··· 제공 데이터

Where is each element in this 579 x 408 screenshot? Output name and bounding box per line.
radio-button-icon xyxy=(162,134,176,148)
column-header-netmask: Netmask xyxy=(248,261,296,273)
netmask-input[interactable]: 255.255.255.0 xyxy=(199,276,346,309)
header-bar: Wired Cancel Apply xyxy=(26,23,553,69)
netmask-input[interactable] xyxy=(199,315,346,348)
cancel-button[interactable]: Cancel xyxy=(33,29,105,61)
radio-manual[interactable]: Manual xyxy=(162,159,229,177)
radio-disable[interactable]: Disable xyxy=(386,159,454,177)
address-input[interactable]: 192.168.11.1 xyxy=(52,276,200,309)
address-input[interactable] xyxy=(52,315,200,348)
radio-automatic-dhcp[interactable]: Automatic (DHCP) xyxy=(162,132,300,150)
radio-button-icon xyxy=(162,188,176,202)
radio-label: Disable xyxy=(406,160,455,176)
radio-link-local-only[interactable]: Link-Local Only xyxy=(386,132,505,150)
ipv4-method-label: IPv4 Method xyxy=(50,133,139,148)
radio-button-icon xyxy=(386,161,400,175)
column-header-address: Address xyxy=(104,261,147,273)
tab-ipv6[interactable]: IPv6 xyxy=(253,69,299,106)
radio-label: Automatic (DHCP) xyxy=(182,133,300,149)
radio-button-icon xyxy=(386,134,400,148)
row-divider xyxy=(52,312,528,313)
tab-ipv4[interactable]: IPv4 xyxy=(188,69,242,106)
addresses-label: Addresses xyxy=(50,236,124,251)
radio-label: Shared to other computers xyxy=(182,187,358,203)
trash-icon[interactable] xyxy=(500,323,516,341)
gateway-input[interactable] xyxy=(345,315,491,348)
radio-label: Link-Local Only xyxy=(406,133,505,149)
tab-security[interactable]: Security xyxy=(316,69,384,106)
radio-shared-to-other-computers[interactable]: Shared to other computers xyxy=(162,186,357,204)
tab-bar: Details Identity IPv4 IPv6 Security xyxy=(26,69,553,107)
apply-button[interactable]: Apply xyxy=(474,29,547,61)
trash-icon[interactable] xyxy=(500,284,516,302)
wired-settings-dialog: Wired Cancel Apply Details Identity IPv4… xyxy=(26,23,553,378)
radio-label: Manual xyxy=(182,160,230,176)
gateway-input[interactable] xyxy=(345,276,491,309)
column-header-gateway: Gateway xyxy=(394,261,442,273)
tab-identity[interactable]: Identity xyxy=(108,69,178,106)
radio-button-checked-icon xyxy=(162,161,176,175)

······

풀 문제: 위 기록 전체에서 "trash-icon"라는 이름만 "delete-icon"(으)로 바꾸고, 나머지 줄은 그대로 다시 적어 주세요.

문제 답변:
Where is each element in this 579 x 408 screenshot? Output name and bounding box per line.
radio-button-icon xyxy=(162,134,176,148)
column-header-netmask: Netmask xyxy=(248,261,296,273)
netmask-input[interactable]: 255.255.255.0 xyxy=(199,276,346,309)
header-bar: Wired Cancel Apply xyxy=(26,23,553,69)
netmask-input[interactable] xyxy=(199,315,346,348)
cancel-button[interactable]: Cancel xyxy=(33,29,105,61)
radio-manual[interactable]: Manual xyxy=(162,159,229,177)
radio-disable[interactable]: Disable xyxy=(386,159,454,177)
address-input[interactable]: 192.168.11.1 xyxy=(52,276,200,309)
address-input[interactable] xyxy=(52,315,200,348)
radio-automatic-dhcp[interactable]: Automatic (DHCP) xyxy=(162,132,300,150)
radio-button-icon xyxy=(162,188,176,202)
radio-label: Disable xyxy=(406,160,455,176)
radio-link-local-only[interactable]: Link-Local Only xyxy=(386,132,505,150)
ipv4-method-label: IPv4 Method xyxy=(50,133,139,148)
radio-button-icon xyxy=(386,161,400,175)
column-header-address: Address xyxy=(104,261,147,273)
tab-ipv6[interactable]: IPv6 xyxy=(253,69,299,106)
radio-label: Automatic (DHCP) xyxy=(182,133,300,149)
radio-button-icon xyxy=(386,134,400,148)
row-divider xyxy=(52,312,528,313)
tab-ipv4[interactable]: IPv4 xyxy=(188,69,242,106)
addresses-label: Addresses xyxy=(50,236,124,251)
radio-label: Shared to other computers xyxy=(182,187,358,203)
delete-icon[interactable] xyxy=(500,323,516,341)
gateway-input[interactable] xyxy=(345,315,491,348)
radio-label: Link-Local Only xyxy=(406,133,505,149)
tab-security[interactable]: Security xyxy=(316,69,384,106)
radio-shared-to-other-computers[interactable]: Shared to other computers xyxy=(162,186,357,204)
tab-bar: Details Identity IPv4 IPv6 Security xyxy=(26,69,553,107)
apply-button[interactable]: Apply xyxy=(474,29,547,61)
delete-icon[interactable] xyxy=(500,284,516,302)
wired-settings-dialog: Wired Cancel Apply Details Identity IPv4… xyxy=(26,23,553,378)
radio-label: Manual xyxy=(182,160,230,176)
gateway-input[interactable] xyxy=(345,276,491,309)
column-header-gateway: Gateway xyxy=(394,261,442,273)
tab-identity[interactable]: Identity xyxy=(108,69,178,106)
radio-button-checked-icon xyxy=(162,161,176,175)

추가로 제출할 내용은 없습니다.